__What is needed__:
Only the number is wanted: how many lines of these entries contain the word "กษาป"?

* BEGIN *

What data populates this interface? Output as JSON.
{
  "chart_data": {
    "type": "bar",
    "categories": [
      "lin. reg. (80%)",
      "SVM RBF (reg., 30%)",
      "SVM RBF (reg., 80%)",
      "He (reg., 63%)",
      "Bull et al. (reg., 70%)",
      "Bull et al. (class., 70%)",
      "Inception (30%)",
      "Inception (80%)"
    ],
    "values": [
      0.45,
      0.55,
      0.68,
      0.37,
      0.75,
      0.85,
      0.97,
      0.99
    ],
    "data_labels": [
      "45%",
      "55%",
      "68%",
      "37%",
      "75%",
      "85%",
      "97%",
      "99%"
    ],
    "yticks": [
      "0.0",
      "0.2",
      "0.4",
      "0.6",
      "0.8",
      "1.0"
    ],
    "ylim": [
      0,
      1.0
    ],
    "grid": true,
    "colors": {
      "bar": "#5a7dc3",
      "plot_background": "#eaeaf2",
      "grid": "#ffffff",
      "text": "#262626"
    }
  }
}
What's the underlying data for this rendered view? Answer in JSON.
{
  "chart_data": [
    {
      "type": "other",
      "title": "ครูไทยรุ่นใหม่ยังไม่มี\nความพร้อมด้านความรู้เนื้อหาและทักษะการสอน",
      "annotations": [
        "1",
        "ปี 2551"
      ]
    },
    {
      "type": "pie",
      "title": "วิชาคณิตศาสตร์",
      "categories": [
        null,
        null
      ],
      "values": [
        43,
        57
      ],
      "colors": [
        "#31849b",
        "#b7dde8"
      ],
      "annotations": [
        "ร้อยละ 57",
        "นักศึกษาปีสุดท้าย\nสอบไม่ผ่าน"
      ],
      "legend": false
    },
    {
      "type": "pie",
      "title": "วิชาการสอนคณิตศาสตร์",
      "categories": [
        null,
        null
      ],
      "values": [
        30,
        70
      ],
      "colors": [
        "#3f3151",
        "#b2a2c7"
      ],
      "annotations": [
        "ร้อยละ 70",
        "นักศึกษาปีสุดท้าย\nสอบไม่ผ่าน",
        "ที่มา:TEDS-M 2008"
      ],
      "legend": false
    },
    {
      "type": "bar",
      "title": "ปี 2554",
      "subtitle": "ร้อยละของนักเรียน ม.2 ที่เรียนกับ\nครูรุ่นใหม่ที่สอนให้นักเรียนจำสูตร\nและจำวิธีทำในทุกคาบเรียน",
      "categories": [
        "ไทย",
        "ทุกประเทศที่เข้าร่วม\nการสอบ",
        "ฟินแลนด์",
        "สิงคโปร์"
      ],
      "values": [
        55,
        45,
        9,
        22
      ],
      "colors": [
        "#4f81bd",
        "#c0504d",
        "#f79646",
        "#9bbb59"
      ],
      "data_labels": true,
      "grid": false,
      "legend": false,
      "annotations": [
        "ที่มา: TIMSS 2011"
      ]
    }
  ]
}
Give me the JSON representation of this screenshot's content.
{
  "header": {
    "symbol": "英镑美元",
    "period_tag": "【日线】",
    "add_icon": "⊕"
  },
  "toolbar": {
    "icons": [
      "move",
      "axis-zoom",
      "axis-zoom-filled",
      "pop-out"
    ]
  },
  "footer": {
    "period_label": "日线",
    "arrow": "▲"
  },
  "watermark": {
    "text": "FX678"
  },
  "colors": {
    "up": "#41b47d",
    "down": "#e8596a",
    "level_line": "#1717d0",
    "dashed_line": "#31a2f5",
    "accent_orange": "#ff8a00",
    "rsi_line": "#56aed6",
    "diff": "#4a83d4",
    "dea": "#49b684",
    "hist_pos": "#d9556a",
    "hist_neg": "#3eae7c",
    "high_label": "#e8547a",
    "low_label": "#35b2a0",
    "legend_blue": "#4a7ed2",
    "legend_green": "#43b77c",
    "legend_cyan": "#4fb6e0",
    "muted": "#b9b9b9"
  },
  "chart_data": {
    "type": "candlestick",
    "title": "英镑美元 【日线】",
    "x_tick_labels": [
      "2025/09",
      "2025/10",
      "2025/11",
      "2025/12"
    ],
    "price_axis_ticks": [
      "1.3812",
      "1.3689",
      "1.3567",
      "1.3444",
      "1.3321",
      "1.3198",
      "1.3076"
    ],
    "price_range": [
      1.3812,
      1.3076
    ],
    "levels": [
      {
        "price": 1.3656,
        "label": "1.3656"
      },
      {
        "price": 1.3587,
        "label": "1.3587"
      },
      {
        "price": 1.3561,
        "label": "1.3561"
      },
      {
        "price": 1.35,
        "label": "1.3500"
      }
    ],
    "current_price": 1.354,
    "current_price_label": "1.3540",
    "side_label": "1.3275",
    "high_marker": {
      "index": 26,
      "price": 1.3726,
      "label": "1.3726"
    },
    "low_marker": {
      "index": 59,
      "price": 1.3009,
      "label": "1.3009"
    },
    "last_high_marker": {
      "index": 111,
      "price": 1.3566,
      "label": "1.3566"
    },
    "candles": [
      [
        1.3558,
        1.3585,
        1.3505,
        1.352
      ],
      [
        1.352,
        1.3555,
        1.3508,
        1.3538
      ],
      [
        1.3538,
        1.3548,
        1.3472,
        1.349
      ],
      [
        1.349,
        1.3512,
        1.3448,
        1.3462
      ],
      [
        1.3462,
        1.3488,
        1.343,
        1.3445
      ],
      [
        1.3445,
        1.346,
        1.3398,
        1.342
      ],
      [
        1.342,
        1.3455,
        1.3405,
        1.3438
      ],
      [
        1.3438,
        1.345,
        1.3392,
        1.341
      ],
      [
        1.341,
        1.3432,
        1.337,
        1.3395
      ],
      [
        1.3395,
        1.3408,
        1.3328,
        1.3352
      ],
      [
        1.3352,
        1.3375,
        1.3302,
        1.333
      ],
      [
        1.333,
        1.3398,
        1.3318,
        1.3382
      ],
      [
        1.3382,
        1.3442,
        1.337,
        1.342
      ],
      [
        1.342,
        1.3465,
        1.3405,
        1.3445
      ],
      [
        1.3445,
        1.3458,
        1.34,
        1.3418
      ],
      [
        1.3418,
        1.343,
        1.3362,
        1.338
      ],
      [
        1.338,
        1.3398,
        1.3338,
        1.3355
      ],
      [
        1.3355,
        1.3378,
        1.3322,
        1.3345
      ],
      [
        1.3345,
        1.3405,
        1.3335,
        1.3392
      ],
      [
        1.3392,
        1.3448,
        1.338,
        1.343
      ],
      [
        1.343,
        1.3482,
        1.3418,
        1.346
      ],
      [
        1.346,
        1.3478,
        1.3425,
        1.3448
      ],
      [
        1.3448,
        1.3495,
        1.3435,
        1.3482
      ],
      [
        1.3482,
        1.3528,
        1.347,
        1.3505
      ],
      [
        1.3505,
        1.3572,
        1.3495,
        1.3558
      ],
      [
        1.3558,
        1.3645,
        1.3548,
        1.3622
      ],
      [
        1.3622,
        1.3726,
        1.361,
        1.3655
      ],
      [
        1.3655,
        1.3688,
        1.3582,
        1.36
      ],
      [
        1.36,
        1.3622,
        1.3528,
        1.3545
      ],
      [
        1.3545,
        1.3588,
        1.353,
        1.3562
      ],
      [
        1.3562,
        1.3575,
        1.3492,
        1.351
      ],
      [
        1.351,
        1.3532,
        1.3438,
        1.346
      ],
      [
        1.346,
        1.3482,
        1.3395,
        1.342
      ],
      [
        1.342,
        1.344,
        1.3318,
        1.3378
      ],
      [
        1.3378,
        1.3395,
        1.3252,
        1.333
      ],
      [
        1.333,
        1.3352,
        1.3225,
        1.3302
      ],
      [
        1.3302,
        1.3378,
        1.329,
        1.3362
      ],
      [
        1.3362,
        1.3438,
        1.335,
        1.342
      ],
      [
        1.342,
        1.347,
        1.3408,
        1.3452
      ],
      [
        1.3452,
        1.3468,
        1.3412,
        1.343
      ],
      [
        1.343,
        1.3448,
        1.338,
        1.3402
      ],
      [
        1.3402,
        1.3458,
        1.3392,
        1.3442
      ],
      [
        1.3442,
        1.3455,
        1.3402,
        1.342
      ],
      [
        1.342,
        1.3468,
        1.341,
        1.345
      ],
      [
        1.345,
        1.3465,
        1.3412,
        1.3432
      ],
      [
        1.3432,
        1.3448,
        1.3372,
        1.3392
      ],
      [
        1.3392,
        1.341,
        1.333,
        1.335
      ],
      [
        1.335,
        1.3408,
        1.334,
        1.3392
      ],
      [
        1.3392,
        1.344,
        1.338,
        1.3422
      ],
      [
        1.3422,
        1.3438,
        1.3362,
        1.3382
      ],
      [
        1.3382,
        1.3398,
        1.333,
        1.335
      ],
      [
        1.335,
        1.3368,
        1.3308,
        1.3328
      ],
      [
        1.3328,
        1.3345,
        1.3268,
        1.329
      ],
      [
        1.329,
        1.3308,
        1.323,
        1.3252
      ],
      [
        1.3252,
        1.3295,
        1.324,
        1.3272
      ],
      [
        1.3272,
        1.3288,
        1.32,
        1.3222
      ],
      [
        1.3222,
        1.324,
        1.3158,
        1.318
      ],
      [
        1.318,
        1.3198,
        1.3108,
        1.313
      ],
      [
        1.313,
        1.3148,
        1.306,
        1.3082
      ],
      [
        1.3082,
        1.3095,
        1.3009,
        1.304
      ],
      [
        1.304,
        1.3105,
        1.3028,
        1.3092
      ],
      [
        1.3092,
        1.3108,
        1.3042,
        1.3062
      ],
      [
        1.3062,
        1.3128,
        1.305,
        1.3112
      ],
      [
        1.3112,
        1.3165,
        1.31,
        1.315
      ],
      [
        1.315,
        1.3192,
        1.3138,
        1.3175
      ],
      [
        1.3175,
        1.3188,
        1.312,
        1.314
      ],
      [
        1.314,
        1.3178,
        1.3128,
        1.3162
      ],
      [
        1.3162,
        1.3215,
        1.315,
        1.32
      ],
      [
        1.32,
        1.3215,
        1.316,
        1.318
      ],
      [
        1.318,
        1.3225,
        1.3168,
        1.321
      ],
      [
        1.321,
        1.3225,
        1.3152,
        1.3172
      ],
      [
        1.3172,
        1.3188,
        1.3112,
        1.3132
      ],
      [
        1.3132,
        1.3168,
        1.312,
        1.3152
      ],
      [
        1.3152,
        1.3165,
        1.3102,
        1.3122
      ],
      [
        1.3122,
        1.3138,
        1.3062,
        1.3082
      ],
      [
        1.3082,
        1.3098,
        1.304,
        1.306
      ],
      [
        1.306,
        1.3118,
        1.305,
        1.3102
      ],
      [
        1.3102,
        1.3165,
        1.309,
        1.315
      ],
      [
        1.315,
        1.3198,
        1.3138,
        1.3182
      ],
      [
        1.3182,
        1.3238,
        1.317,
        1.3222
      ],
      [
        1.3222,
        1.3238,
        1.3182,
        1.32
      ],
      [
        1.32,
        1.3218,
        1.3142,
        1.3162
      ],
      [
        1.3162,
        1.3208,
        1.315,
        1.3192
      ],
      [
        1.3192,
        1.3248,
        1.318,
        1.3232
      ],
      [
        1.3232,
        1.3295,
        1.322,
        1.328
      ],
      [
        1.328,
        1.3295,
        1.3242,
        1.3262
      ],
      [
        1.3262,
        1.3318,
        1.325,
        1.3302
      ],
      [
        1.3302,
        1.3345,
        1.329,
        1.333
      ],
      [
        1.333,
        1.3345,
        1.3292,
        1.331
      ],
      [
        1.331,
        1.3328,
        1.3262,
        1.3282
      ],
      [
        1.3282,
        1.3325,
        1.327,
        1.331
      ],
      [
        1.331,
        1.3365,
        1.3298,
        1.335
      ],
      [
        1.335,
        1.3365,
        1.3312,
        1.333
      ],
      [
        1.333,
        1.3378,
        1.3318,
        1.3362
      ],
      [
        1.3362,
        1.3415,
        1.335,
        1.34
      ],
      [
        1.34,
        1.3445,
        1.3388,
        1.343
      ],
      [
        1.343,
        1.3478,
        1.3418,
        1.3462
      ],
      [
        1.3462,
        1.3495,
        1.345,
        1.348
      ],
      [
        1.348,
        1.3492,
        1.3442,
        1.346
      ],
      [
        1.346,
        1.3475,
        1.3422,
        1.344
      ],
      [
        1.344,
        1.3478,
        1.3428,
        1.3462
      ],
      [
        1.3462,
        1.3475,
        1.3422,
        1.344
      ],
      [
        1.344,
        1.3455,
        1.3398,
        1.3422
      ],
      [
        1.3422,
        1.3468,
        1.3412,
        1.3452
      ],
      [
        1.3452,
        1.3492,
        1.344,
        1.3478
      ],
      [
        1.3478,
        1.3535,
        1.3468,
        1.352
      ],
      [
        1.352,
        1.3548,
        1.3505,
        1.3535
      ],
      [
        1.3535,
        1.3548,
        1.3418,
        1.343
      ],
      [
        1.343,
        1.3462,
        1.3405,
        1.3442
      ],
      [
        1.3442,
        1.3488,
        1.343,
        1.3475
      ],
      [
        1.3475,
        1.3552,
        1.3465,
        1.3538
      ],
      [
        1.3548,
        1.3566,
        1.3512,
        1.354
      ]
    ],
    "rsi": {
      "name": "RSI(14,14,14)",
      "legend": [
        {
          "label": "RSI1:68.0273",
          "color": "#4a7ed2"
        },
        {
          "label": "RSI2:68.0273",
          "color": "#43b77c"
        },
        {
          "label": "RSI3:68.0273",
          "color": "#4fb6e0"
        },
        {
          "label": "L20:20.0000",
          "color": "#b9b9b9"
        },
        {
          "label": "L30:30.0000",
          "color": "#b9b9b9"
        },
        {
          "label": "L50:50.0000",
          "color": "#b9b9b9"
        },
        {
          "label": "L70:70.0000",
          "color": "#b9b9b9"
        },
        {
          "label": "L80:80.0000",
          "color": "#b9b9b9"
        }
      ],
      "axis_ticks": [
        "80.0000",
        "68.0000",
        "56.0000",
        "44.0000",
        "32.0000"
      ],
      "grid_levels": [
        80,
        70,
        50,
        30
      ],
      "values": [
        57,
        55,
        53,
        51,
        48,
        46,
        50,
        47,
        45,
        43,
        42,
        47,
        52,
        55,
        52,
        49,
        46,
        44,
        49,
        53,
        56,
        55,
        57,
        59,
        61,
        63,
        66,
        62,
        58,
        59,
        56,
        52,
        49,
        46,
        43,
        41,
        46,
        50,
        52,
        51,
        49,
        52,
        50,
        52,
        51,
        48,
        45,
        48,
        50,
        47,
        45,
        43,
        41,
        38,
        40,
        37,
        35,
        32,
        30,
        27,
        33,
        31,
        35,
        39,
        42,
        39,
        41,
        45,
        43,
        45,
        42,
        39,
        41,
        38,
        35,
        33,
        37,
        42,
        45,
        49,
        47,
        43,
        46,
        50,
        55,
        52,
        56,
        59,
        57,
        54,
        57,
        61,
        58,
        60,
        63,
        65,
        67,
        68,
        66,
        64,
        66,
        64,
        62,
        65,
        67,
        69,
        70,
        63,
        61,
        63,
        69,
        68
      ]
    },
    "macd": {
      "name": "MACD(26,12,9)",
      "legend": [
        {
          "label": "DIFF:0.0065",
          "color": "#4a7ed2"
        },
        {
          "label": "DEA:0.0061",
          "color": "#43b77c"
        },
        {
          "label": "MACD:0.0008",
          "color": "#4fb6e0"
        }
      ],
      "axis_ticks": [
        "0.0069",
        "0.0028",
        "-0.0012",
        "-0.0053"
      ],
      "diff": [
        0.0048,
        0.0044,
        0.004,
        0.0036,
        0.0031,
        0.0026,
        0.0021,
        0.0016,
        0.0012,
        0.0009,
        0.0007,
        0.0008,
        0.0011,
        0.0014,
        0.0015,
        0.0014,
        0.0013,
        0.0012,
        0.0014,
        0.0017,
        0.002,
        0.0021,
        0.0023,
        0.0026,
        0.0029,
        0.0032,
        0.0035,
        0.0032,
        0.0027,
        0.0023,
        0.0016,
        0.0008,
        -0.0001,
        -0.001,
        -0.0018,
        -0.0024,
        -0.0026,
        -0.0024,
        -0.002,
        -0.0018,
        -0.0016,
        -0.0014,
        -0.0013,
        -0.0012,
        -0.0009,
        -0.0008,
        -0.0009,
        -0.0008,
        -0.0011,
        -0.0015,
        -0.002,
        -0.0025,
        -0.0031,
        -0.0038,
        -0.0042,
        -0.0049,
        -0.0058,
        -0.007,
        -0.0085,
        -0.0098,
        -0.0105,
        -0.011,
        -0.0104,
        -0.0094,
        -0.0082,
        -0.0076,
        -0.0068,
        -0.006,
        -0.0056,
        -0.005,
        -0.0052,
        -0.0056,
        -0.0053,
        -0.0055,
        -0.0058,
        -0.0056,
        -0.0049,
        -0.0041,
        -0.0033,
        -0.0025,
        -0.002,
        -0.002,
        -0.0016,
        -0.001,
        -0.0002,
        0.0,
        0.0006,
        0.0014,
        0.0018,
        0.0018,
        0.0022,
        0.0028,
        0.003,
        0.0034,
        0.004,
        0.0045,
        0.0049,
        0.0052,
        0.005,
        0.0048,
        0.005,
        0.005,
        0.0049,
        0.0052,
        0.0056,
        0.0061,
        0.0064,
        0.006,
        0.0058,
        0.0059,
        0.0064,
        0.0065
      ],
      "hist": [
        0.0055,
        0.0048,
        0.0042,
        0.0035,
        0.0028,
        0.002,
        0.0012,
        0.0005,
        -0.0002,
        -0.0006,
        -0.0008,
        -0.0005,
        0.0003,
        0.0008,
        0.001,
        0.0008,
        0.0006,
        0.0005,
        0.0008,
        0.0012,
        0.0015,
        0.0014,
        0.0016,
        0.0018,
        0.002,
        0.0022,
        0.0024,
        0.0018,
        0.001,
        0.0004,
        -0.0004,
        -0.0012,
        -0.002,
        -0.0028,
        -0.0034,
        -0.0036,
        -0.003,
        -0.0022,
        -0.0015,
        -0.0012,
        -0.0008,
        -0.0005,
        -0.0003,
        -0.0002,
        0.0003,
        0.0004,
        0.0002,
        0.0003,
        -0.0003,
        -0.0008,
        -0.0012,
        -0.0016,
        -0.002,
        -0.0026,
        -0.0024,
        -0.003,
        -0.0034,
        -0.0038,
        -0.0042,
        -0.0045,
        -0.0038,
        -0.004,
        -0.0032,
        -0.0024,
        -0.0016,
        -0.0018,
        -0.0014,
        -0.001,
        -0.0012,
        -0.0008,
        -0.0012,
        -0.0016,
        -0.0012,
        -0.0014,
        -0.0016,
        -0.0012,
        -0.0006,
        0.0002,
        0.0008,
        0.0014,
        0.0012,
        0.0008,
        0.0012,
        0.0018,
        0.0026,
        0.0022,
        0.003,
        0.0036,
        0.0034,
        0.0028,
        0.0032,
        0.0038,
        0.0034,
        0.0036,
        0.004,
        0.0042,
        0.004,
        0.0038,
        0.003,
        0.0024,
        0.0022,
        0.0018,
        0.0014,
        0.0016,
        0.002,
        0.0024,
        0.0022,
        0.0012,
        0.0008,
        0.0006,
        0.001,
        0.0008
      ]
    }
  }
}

* END *

__Answer to the problem__:
2